Start of EXERCISE INPUT

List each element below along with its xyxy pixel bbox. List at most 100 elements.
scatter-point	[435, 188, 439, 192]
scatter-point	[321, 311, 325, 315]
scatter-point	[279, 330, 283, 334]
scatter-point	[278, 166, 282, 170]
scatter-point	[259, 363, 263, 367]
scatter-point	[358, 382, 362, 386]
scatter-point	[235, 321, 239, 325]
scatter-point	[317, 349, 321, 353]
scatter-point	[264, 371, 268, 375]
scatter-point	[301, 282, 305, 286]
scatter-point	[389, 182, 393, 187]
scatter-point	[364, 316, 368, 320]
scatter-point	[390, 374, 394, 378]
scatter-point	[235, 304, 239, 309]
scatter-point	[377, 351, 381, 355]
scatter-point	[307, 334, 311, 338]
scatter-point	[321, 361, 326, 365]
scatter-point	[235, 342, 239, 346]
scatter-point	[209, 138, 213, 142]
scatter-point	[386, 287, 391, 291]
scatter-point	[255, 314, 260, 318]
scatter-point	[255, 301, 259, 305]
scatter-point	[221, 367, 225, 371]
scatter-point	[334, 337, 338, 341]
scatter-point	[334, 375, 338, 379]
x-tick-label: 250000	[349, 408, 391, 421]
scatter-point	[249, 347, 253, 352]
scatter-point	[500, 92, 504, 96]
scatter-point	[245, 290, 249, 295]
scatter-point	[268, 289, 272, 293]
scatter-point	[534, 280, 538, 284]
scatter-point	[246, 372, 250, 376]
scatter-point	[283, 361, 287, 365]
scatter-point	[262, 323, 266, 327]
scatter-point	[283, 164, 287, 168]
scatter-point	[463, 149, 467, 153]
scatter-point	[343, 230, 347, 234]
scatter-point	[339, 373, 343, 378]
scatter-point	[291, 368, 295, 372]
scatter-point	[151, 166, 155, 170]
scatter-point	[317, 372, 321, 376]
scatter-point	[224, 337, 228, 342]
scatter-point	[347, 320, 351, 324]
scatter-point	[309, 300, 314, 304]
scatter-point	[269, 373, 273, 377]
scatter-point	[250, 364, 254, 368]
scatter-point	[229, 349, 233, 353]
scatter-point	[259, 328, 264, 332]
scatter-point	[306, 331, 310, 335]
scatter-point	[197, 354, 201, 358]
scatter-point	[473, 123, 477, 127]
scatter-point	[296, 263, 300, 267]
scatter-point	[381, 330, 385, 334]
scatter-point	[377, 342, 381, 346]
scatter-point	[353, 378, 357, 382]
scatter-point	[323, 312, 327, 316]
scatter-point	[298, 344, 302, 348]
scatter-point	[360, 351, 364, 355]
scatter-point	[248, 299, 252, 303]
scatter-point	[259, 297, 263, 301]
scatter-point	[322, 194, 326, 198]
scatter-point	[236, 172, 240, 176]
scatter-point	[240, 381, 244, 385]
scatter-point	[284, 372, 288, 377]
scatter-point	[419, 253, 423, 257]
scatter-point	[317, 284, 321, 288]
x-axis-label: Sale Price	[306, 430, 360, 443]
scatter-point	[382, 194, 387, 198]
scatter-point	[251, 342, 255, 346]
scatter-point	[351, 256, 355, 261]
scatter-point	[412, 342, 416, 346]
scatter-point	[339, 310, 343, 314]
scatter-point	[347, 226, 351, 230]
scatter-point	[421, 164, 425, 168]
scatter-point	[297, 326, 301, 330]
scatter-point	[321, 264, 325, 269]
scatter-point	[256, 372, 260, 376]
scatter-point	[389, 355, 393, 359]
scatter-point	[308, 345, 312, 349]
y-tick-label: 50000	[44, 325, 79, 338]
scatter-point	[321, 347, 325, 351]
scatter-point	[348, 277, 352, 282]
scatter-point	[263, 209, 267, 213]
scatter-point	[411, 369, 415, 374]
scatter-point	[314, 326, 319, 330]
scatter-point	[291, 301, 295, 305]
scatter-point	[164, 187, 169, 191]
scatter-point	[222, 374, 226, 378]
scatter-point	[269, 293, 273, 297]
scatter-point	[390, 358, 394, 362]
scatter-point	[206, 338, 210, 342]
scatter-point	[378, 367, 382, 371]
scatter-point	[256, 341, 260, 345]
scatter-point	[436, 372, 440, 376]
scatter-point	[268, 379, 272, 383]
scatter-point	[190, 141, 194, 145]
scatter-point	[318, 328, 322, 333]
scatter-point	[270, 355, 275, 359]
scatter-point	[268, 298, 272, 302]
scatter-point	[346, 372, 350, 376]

End of EXERCISE INPUT

▶ **DIRECTIONS**
Format every line of the entries above as a numbered list, leaving out any blank lines.

▶ **COMPLETE ANSWER**
1. List each element below along with its xyxy pixel bbox. List at most 100 elements.
2. scatter-point	[435, 188, 439, 192]
3. scatter-point	[321, 311, 325, 315]
4. scatter-point	[279, 330, 283, 334]
5. scatter-point	[278, 166, 282, 170]
6. scatter-point	[259, 363, 263, 367]
7. scatter-point	[358, 382, 362, 386]
8. scatter-point	[235, 321, 239, 325]
9. scatter-point	[317, 349, 321, 353]
10. scatter-point	[264, 371, 268, 375]
11. scatter-point	[301, 282, 305, 286]
12. scatter-point	[389, 182, 393, 187]
13. scatter-point	[364, 316, 368, 320]
14. scatter-point	[390, 374, 394, 378]
15. scatter-point	[235, 304, 239, 309]
16. scatter-point	[377, 351, 381, 355]
17. scatter-point	[307, 334, 311, 338]
18. scatter-point	[321, 361, 326, 365]
19. scatter-point	[235, 342, 239, 346]
20. scatter-point	[209, 138, 213, 142]
21. scatter-point	[386, 287, 391, 291]
22. scatter-point	[255, 314, 260, 318]
23. scatter-point	[255, 301, 259, 305]
24. scatter-point	[221, 367, 225, 371]
25. scatter-point	[334, 337, 338, 341]
26. scatter-point	[334, 375, 338, 379]
27. x-tick-label: 250000	[349, 408, 391, 421]
28. scatter-point	[249, 347, 253, 352]
29. scatter-point	[500, 92, 504, 96]
30. scatter-point	[245, 290, 249, 295]
31. scatter-point	[268, 289, 272, 293]
32. scatter-point	[534, 280, 538, 284]
33. scatter-point	[246, 372, 250, 376]
34. scatter-point	[283, 361, 287, 365]
35. scatter-point	[262, 323, 266, 327]
36. scatter-point	[283, 164, 287, 168]
37. scatter-point	[463, 149, 467, 153]
38. scatter-point	[343, 230, 347, 234]
39. scatter-point	[339, 373, 343, 378]
40. scatter-point	[291, 368, 295, 372]
41. scatter-point	[151, 166, 155, 170]
42. scatter-point	[317, 372, 321, 376]
43. scatter-point	[224, 337, 228, 342]
44. scatter-point	[347, 320, 351, 324]
45. scatter-point	[309, 300, 314, 304]
46. scatter-point	[269, 373, 273, 377]
47. scatter-point	[250, 364, 254, 368]
48. scatter-point	[229, 349, 233, 353]
49. scatter-point	[259, 328, 264, 332]
50. scatter-point	[306, 331, 310, 335]
51. scatter-point	[197, 354, 201, 358]
52. scatter-point	[473, 123, 477, 127]
53. scatter-point	[296, 263, 300, 267]
54. scatter-point	[381, 330, 385, 334]
55. scatter-point	[377, 342, 381, 346]
56. scatter-point	[353, 378, 357, 382]
57. scatter-point	[323, 312, 327, 316]
58. scatter-point	[298, 344, 302, 348]
59. scatter-point	[360, 351, 364, 355]
60. scatter-point	[248, 299, 252, 303]
61. scatter-point	[259, 297, 263, 301]
62. scatter-point	[322, 194, 326, 198]
63. scatter-point	[236, 172, 240, 176]
64. scatter-point	[240, 381, 244, 385]
65. scatter-point	[284, 372, 288, 377]
66. scatter-point	[419, 253, 423, 257]
67. scatter-point	[317, 284, 321, 288]
68. x-axis-label: Sale Price	[306, 430, 360, 443]
69. scatter-point	[382, 194, 387, 198]
70. scatter-point	[251, 342, 255, 346]
71. scatter-point	[351, 256, 355, 261]
72. scatter-point	[412, 342, 416, 346]
73. scatter-point	[339, 310, 343, 314]
74. scatter-point	[347, 226, 351, 230]
75. scatter-point	[421, 164, 425, 168]
76. scatter-point	[297, 326, 301, 330]
77. scatter-point	[321, 264, 325, 269]
78. scatter-point	[256, 372, 260, 376]
79. scatter-point	[389, 355, 393, 359]
80. scatter-point	[308, 345, 312, 349]
81. y-tick-label: 50000	[44, 325, 79, 338]
82. scatter-point	[321, 347, 325, 351]
83. scatter-point	[348, 277, 352, 282]
84. scatter-point	[263, 209, 267, 213]
85. scatter-point	[411, 369, 415, 374]
86. scatter-point	[314, 326, 319, 330]
87. scatter-point	[291, 301, 295, 305]
88. scatter-point	[164, 187, 169, 191]
89. scatter-point	[222, 374, 226, 378]
90. scatter-point	[269, 293, 273, 297]
91. scatter-point	[390, 358, 394, 362]
92. scatter-point	[206, 338, 210, 342]
93. scatter-point	[378, 367, 382, 371]
94. scatter-point	[256, 341, 260, 345]
95. scatter-point	[436, 372, 440, 376]
96. scatter-point	[268, 379, 272, 383]
97. scatter-point	[190, 141, 194, 145]
98. scatter-point	[318, 328, 322, 333]
99. scatter-point	[270, 355, 275, 359]
100. scatter-point	[268, 298, 272, 302]
101. scatter-point	[346, 372, 350, 376]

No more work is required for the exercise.